**Materials provided**
- - - - - - -

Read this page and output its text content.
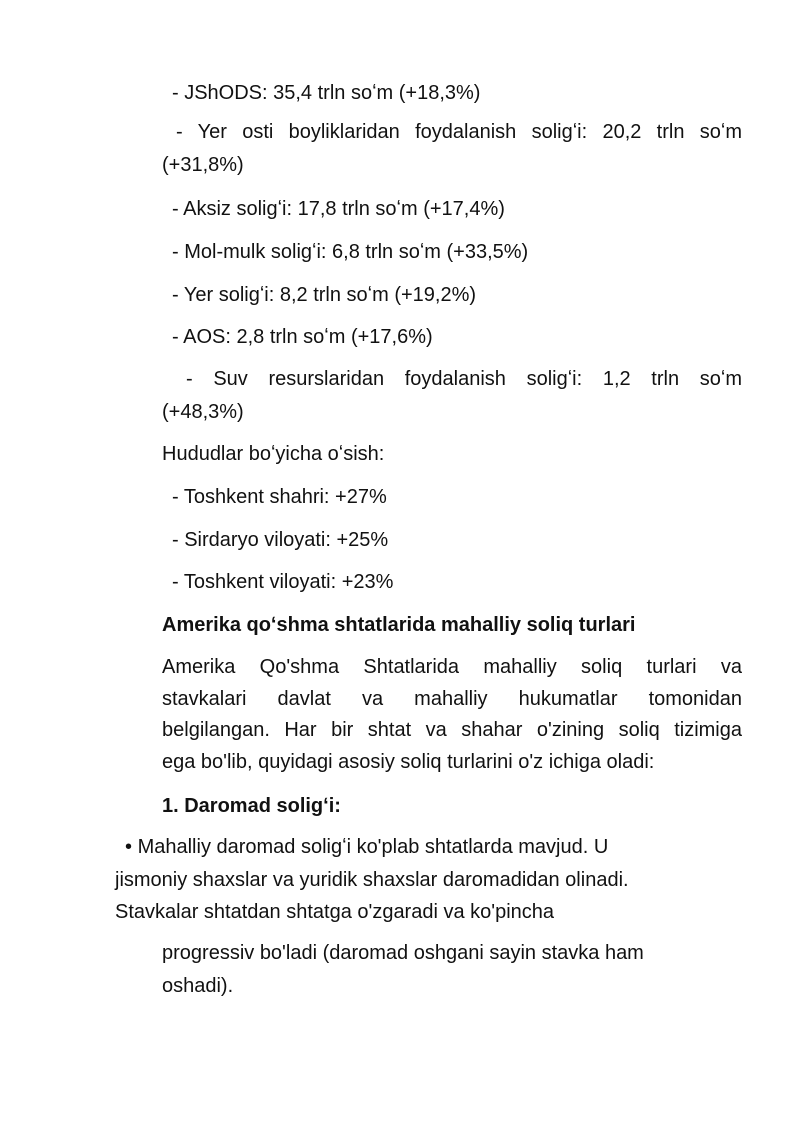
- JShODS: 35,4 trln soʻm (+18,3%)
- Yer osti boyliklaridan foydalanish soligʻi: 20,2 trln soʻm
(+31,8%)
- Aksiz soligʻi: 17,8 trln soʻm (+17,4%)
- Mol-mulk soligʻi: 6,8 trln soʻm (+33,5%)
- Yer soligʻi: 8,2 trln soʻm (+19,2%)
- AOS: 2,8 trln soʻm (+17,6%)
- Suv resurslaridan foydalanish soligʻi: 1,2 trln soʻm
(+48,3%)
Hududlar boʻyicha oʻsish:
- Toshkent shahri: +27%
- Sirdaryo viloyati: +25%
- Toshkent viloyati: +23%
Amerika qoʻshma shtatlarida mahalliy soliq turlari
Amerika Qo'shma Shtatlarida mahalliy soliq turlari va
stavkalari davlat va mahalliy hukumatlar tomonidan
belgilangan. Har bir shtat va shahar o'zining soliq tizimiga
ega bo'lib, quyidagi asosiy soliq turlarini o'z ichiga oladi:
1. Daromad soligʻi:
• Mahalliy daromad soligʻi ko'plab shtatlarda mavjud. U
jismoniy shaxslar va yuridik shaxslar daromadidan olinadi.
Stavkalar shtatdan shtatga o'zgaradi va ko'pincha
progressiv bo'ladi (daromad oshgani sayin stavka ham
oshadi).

- - - - - - -

**Task prompt**
Using the records above, retype everything exactly except the pictures.

**Full output**
Read this page and output its text content.
- JShODS: 35,4 trln soʻm (+18,3%)
- Yer osti boyliklaridan foydalanish soligʻi: 20,2 trln soʻm
(+31,8%)
- Aksiz soligʻi: 17,8 trln soʻm (+17,4%)
- Mol-mulk soligʻi: 6,8 trln soʻm (+33,5%)
- Yer soligʻi: 8,2 trln soʻm (+19,2%)
- AOS: 2,8 trln soʻm (+17,6%)
- Suv resurslaridan foydalanish soligʻi: 1,2 trln soʻm
(+48,3%)
Hududlar boʻyicha oʻsish:
- Toshkent shahri: +27%
- Sirdaryo viloyati: +25%
- Toshkent viloyati: +23%
Amerika qoʻshma shtatlarida mahalliy soliq turlari
Amerika Qo'shma Shtatlarida mahalliy soliq turlari va
stavkalari davlat va mahalliy hukumatlar tomonidan
belgilangan. Har bir shtat va shahar o'zining soliq tizimiga
ega bo'lib, quyidagi asosiy soliq turlarini o'z ichiga oladi:
1. Daromad soligʻi:
• Mahalliy daromad soligʻi ko'plab shtatlarda mavjud. U
jismoniy shaxslar va yuridik shaxslar daromadidan olinadi.
Stavkalar shtatdan shtatga o'zgaradi va ko'pincha
progressiv bo'ladi (daromad oshgani sayin stavka ham
oshadi).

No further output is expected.